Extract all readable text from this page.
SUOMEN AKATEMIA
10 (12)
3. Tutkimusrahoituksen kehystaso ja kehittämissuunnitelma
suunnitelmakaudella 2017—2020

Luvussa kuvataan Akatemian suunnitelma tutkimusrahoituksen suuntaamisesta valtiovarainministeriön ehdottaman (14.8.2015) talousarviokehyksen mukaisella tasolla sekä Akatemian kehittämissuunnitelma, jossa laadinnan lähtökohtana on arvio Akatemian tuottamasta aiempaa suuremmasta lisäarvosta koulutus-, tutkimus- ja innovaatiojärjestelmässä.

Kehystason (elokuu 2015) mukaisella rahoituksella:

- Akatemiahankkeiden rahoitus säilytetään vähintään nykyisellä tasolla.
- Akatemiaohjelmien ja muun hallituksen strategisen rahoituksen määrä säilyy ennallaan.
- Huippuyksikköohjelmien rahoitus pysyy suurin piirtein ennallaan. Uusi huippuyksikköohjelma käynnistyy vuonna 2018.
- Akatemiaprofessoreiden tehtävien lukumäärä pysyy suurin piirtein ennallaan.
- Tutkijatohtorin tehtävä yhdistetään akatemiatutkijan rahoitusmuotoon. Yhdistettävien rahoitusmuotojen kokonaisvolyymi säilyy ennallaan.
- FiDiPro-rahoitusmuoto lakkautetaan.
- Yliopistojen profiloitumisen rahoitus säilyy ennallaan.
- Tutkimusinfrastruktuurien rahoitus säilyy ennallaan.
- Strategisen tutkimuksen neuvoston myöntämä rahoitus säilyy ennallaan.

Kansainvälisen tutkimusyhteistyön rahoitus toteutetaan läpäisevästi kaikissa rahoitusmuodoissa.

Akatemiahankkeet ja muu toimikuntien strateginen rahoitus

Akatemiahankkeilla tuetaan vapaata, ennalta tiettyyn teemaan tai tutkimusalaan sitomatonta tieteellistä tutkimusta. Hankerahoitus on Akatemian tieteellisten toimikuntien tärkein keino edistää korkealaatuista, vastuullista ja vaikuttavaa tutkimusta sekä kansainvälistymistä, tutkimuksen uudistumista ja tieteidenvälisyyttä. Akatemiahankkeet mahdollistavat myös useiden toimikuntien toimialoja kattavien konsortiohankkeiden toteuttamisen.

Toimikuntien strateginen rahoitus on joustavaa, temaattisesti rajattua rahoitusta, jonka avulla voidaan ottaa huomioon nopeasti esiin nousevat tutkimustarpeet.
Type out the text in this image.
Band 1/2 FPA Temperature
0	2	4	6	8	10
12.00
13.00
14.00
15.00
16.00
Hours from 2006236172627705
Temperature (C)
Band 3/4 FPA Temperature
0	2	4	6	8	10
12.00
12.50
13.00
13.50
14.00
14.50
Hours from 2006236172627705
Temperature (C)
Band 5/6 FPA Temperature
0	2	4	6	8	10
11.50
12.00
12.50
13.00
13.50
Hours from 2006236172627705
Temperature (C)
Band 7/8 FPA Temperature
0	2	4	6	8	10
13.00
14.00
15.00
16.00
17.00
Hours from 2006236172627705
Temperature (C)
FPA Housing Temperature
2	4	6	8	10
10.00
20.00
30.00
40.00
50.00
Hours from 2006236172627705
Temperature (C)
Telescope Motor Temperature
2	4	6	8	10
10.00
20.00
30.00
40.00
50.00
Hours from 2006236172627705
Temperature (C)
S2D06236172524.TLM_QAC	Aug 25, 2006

====

Find all lines holding the string "text" and copy them.

REPLY TO THE EXERCISE —
Extract all readable text from this page.
Type out the text in this image.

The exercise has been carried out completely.